◆ **Work to be completed**
In the data that follows, count the lines in which the word "SDTVAR" occurs, and report that figure alone.

◆ **Input rows**
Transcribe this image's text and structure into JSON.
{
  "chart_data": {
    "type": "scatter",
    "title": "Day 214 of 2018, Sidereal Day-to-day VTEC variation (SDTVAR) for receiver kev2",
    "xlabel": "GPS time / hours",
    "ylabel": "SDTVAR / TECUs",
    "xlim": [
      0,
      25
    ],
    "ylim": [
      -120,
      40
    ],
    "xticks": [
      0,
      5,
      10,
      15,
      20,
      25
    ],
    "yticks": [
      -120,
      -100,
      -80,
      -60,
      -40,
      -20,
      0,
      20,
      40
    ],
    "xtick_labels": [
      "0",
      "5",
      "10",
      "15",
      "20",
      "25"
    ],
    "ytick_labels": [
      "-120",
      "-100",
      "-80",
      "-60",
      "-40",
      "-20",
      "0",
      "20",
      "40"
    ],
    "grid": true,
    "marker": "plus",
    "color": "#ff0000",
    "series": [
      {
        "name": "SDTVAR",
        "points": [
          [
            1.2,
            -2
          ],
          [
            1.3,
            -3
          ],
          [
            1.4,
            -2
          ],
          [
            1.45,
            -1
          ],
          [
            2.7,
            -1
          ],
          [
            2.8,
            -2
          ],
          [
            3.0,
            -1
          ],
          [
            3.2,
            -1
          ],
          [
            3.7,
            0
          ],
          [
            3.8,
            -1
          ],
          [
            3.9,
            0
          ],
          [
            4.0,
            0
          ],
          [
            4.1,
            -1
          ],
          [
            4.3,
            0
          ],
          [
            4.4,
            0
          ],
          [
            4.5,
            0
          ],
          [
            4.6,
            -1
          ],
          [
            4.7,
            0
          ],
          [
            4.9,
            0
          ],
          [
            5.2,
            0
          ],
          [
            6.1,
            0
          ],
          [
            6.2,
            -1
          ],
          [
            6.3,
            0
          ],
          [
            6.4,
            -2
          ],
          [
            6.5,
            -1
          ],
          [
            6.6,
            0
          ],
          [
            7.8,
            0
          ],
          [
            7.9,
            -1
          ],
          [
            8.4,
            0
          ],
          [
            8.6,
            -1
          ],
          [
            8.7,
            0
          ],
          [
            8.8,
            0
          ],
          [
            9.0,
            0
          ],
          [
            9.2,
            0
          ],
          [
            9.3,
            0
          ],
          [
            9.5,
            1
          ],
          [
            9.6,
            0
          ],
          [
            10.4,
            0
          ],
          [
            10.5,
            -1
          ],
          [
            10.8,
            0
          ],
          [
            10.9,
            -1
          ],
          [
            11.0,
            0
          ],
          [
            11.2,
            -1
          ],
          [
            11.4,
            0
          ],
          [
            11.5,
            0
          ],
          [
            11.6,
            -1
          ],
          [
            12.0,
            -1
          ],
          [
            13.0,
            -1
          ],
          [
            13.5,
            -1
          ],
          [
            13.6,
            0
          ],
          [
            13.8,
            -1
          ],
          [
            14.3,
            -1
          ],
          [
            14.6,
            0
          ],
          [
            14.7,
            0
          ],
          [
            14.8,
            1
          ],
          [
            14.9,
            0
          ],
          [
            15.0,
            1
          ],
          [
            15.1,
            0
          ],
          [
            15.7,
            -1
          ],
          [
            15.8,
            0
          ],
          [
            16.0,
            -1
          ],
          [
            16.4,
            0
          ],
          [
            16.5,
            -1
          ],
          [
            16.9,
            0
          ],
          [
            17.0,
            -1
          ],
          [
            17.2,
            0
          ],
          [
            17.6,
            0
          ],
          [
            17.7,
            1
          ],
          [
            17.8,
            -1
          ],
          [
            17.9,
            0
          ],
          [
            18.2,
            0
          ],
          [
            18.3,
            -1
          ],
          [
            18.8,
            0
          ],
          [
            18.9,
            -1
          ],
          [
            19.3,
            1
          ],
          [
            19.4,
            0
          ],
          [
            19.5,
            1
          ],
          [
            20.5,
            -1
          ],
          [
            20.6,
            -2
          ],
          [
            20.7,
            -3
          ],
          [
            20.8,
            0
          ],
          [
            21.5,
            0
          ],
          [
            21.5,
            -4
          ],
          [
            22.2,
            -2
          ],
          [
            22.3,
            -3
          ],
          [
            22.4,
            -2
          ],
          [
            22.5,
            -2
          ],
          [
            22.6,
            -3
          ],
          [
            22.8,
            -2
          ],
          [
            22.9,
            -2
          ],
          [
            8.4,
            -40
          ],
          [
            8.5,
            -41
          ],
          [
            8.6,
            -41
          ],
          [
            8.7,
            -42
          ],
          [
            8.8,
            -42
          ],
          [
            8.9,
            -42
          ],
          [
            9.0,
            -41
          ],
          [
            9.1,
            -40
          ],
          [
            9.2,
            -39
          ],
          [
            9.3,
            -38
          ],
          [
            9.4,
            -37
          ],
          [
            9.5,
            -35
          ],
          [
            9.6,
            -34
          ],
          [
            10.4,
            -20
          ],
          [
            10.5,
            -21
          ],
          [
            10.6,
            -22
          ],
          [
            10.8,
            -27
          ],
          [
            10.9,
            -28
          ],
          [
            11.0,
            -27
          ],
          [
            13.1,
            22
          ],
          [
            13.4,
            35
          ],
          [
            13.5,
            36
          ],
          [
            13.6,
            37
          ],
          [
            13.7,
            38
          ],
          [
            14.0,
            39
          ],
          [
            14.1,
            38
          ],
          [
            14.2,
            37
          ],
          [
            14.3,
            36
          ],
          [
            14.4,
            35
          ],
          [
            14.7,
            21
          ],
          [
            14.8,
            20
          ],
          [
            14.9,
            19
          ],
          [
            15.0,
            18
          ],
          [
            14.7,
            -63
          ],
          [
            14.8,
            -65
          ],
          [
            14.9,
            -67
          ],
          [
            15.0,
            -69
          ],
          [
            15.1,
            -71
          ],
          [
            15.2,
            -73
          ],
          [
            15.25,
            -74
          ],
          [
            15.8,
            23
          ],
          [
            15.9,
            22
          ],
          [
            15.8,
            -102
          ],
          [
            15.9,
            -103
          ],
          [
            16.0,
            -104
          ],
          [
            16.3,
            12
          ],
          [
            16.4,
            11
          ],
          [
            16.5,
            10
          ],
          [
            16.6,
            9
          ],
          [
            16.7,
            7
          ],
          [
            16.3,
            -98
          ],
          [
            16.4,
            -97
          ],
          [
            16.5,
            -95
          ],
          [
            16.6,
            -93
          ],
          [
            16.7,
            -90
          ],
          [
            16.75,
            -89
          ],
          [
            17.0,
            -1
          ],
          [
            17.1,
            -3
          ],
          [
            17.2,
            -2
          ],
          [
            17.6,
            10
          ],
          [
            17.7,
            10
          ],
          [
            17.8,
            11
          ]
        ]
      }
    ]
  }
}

◆ **Answer to the task**
3